-- Start of EXERCISE DATA --
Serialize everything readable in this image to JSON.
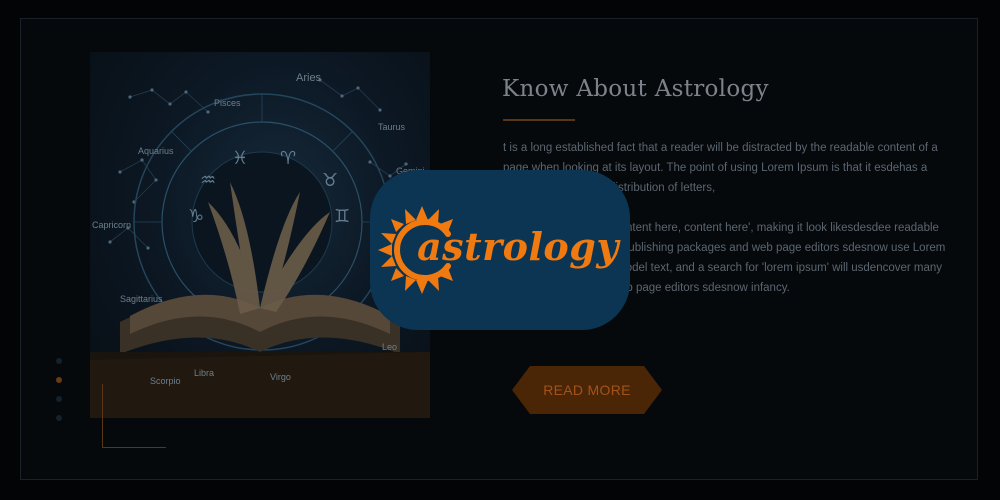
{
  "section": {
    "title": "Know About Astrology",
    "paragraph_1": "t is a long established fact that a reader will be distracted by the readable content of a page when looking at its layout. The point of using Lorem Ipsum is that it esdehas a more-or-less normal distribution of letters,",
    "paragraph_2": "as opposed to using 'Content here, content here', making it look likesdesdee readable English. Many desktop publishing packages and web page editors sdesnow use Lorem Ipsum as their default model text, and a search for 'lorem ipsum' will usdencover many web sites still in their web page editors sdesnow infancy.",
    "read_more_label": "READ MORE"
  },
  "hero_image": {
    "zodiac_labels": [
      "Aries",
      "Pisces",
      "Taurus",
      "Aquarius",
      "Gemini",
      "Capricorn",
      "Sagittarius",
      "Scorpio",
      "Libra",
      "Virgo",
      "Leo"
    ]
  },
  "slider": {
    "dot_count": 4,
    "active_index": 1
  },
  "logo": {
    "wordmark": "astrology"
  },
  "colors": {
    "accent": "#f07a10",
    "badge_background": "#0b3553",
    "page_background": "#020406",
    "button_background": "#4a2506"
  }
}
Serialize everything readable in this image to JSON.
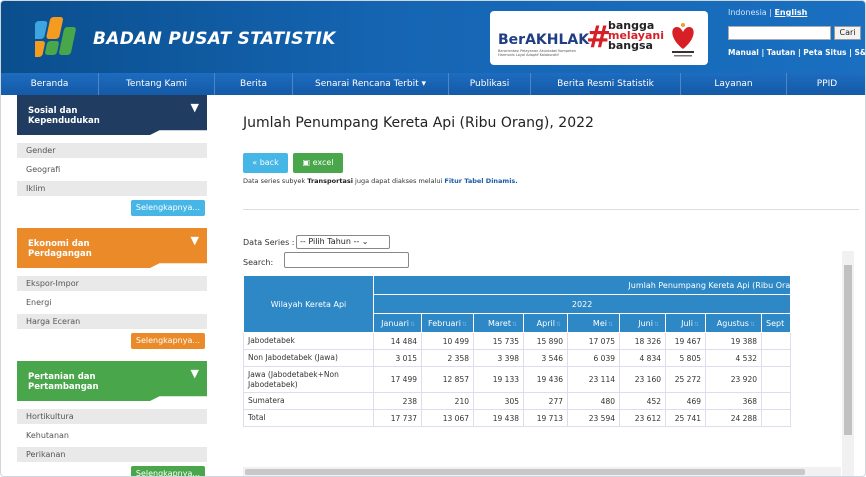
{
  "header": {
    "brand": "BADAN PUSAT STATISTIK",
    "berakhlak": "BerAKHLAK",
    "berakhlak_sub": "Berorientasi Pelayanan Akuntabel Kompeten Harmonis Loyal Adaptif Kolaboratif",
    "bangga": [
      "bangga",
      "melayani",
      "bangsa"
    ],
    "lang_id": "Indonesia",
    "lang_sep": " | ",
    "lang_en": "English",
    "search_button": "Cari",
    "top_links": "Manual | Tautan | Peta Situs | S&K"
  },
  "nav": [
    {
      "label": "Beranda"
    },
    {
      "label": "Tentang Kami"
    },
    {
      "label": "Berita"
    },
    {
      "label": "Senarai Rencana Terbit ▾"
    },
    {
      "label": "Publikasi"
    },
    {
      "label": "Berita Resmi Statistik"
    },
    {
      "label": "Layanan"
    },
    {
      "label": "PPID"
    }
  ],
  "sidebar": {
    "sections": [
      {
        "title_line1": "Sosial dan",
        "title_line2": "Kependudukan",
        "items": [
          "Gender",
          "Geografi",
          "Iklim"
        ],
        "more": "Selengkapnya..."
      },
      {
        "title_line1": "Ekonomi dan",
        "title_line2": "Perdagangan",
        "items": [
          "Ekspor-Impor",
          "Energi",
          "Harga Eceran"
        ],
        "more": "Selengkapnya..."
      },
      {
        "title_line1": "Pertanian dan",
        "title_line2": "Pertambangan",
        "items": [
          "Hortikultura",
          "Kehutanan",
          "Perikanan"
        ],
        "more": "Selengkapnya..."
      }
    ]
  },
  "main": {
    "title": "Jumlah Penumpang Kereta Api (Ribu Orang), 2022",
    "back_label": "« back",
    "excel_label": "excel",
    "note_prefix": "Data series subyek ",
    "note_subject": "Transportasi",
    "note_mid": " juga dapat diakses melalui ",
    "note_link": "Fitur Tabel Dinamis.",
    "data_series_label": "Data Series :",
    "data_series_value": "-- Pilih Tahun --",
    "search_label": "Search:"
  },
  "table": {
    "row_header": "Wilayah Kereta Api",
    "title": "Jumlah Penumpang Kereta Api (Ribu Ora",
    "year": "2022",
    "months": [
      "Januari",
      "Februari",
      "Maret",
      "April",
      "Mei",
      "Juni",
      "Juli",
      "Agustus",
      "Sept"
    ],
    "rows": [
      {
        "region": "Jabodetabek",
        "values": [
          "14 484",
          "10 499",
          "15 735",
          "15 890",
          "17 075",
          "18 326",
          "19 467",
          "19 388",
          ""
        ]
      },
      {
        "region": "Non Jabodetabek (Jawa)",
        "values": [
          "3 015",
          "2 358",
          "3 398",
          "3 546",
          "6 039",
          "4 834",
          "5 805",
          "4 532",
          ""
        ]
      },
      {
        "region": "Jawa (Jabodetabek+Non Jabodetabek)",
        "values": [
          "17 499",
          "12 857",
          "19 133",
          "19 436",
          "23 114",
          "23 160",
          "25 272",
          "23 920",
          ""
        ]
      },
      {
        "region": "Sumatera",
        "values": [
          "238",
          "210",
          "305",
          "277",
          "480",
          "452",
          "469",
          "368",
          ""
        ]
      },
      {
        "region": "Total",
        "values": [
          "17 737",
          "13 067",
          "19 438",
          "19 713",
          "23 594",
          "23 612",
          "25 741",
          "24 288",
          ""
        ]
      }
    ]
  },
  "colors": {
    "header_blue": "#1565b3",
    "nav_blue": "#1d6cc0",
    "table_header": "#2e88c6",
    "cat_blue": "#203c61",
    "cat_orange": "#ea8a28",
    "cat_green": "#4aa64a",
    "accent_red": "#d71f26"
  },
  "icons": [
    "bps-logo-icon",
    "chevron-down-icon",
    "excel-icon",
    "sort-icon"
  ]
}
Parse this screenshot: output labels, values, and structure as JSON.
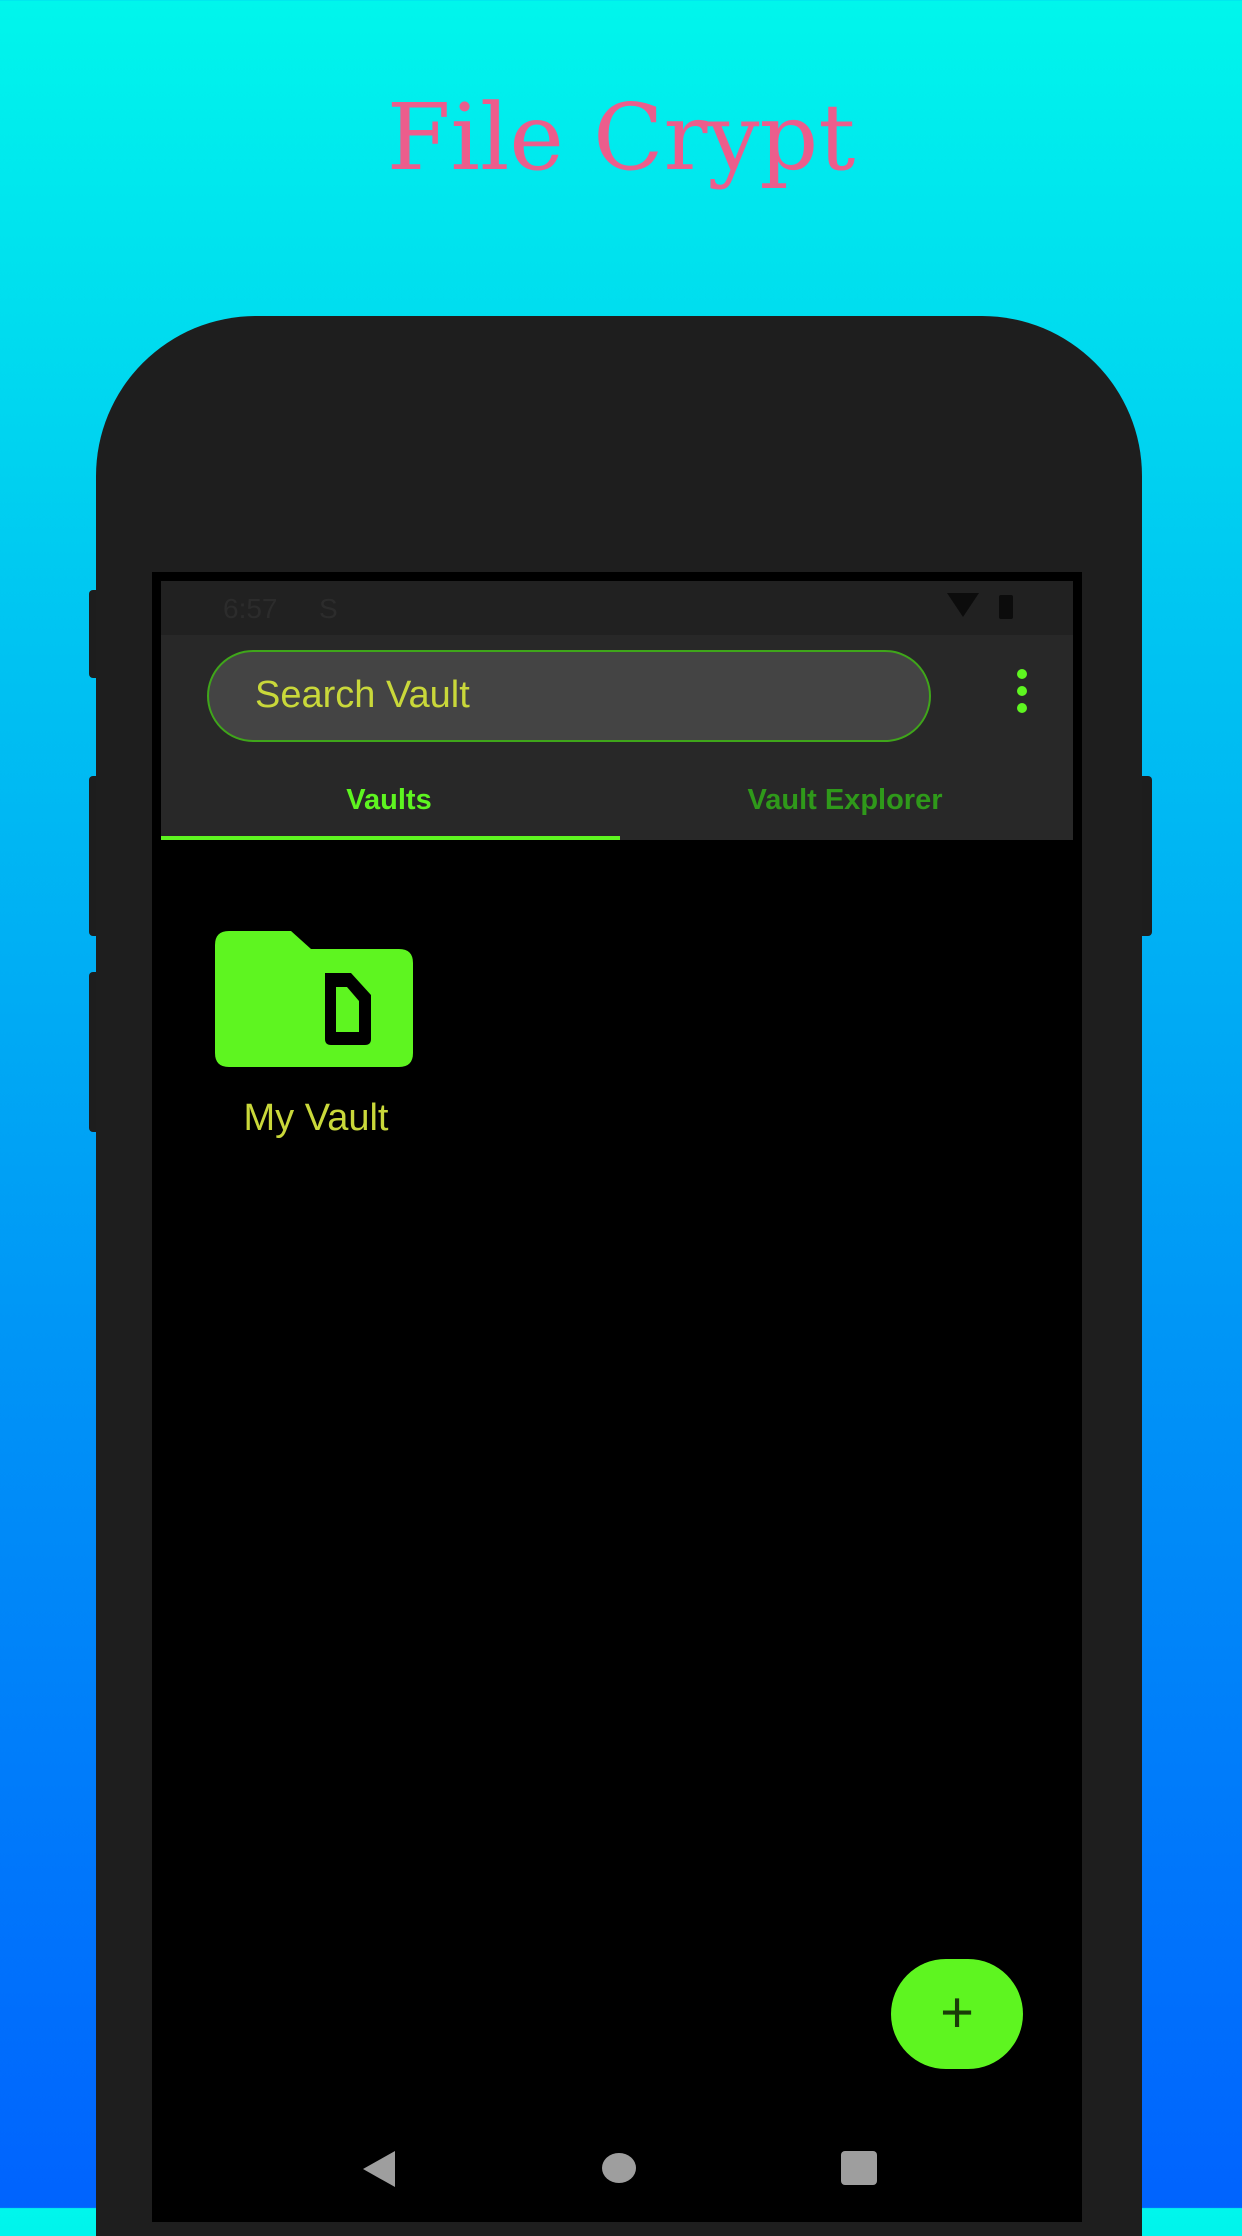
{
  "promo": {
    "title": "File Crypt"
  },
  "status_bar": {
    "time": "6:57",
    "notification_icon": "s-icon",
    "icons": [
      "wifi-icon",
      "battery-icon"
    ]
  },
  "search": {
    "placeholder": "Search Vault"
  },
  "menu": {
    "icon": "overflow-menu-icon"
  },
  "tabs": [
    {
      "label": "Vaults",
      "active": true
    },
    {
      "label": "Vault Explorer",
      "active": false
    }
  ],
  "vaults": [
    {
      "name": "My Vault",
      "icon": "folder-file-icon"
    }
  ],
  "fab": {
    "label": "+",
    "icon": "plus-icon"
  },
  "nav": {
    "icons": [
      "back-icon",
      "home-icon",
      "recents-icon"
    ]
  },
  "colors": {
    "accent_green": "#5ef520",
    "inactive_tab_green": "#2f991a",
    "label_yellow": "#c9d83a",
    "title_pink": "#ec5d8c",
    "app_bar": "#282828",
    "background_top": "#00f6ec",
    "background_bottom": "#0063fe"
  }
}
-- End of EXERCISE DATA --
-- SHORT EXERCISE --
Quote every record above exactly, leaving out the pictures.

-- THE REPLY --
Serialize everything readable in this image to JSON.
{
  "section": {
    "title": "Know About Astrology",
    "paragraph_1": "t is a long established fact that a reader will be distracted by the readable content of a page when looking at its layout. The point of using Lorem Ipsum is that it esdehas a more-or-less normal distribution of letters,",
    "paragraph_2": "as opposed to using 'Content here, content here', making it look likesdesdee readable English. Many desktop publishing packages and web page editors sdesnow use Lorem Ipsum as their default model text, and a search for 'lorem ipsum' will usdencover many web sites still in their web page editors sdesnow infancy.",
    "read_more_label": "READ MORE"
  },
  "hero_image": {
    "zodiac_labels": [
      "Aries",
      "Pisces",
      "Taurus",
      "Aquarius",
      "Gemini",
      "Capricorn",
      "Sagittarius",
      "Scorpio",
      "Libra",
      "Virgo",
      "Leo"
    ]
  },
  "slider": {
    "dot_count": 4,
    "active_index": 1
  },
  "logo": {
    "wordmark": "astrology"
  },
  "colors": {
    "accent": "#f07a10",
    "badge_background": "#0b3553",
    "page_background": "#020406",
    "button_background": "#4a2506"
  }
}
Serialize everything readable in this image to JSON.
{
  "header": {
    "brand": "BADAN PUSAT STATISTIK",
    "berakhlak": "BerAKHLAK",
    "berakhlak_sub": "Berorientasi Pelayanan Akuntabel Kompeten Harmonis Loyal Adaptif Kolaboratif",
    "bangga": [
      "bangga",
      "melayani",
      "bangsa"
    ],
    "lang_id": "Indonesia",
    "lang_sep": " | ",
    "lang_en": "English",
    "search_button": "Cari",
    "top_links": "Manual | Tautan | Peta Situs | S&K"
  },
  "nav": [
    {
      "label": "Beranda"
    },
    {
      "label": "Tentang Kami"
    },
    {
      "label": "Berita"
    },
    {
      "label": "Senarai Rencana Terbit ▾"
    },
    {
      "label": "Publikasi"
    },
    {
      "label": "Berita Resmi Statistik"
    },
    {
      "label": "Layanan"
    },
    {
      "label": "PPID"
    }
  ],
  "sidebar": {
    "sections": [
      {
        "title_line1": "Sosial dan",
        "title_line2": "Kependudukan",
        "items": [
          "Gender",
          "Geografi",
          "Iklim"
        ],
        "more": "Selengkapnya..."
      },
      {
        "title_line1": "Ekonomi dan",
        "title_line2": "Perdagangan",
        "items": [
          "Ekspor-Impor",
          "Energi",
          "Harga Eceran"
        ],
        "more": "Selengkapnya..."
      },
      {
        "title_line1": "Pertanian dan",
        "title_line2": "Pertambangan",
        "items": [
          "Hortikultura",
          "Kehutanan",
          "Perikanan"
        ],
        "more": "Selengkapnya..."
      }
    ]
  },
  "main": {
    "title": "Jumlah Penumpang Kereta Api (Ribu Orang), 2022",
    "back_label": "« back",
    "excel_label": "excel",
    "note_prefix": "Data series subyek ",
    "note_subject": "Transportasi",
    "note_mid": " juga dapat diakses melalui ",
    "note_link": "Fitur Tabel Dinamis.",
    "data_series_label": "Data Series :",
    "data_series_value": "-- Pilih Tahun --",
    "search_label": "Search:"
  },
  "table": {
    "row_header": "Wilayah Kereta Api",
    "title": "Jumlah Penumpang Kereta Api (Ribu Ora",
    "year": "2022",
    "months": [
      "Januari",
      "Februari",
      "Maret",
      "April",
      "Mei",
      "Juni",
      "Juli",
      "Agustus",
      "Sept"
    ],
    "rows": [
      {
        "region": "Jabodetabek",
        "values": [
          "14 484",
          "10 499",
          "15 735",
          "15 890",
          "17 075",
          "18 326",
          "19 467",
          "19 388",
          ""
        ]
      },
      {
        "region": "Non Jabodetabek (Jawa)",
        "values": [
          "3 015",
          "2 358",
          "3 398",
          "3 546",
          "6 039",
          "4 834",
          "5 805",
          "4 532",
          ""
        ]
      },
      {
        "region": "Jawa (Jabodetabek+Non Jabodetabek)",
        "values": [
          "17 499",
          "12 857",
          "19 133",
          "19 436",
          "23 114",
          "23 160",
          "25 272",
          "23 920",
          ""
        ]
      },
      {
        "region": "Sumatera",
        "values": [
          "238",
          "210",
          "305",
          "277",
          "480",
          "452",
          "469",
          "368",
          ""
        ]
      },
      {
        "region": "Total",
        "values": [
          "17 737",
          "13 067",
          "19 438",
          "19 713",
          "23 594",
          "23 612",
          "25 741",
          "24 288",
          ""
        ]
      }
    ]
  },
  "colors": {
    "header_blue": "#1565b3",
    "nav_blue": "#1d6cc0",
    "table_header": "#2e88c6",
    "cat_blue": "#203c61",
    "cat_orange": "#ea8a28",
    "cat_green": "#4aa64a",
    "accent_red": "#d71f26"
  },
  "icons": [
    "bps-logo-icon",
    "chevron-down-icon",
    "excel-icon",
    "sort-icon"
  ]
}
Parse this screenshot: output labels, values, and structure as JSON.
{
  "promo": {
    "title": "File Crypt"
  },
  "status_bar": {
    "time": "6:57",
    "notification_icon": "s-icon",
    "icons": [
      "wifi-icon",
      "battery-icon"
    ]
  },
  "search": {
    "placeholder": "Search Vault"
  },
  "menu": {
    "icon": "overflow-menu-icon"
  },
  "tabs": [
    {
      "label": "Vaults",
      "active": true
    },
    {
      "label": "Vault Explorer",
      "active": false
    }
  ],
  "vaults": [
    {
      "name": "My Vault",
      "icon": "folder-file-icon"
    }
  ],
  "fab": {
    "label": "+",
    "icon": "plus-icon"
  },
  "nav": {
    "icons": [
      "back-icon",
      "home-icon",
      "recents-icon"
    ]
  },
  "colors": {
    "accent_green": "#5ef520",
    "inactive_tab_green": "#2f991a",
    "label_yellow": "#c9d83a",
    "title_pink": "#ec5d8c",
    "app_bar": "#282828",
    "background_top": "#00f6ec",
    "background_bottom": "#0063fe"
  }
}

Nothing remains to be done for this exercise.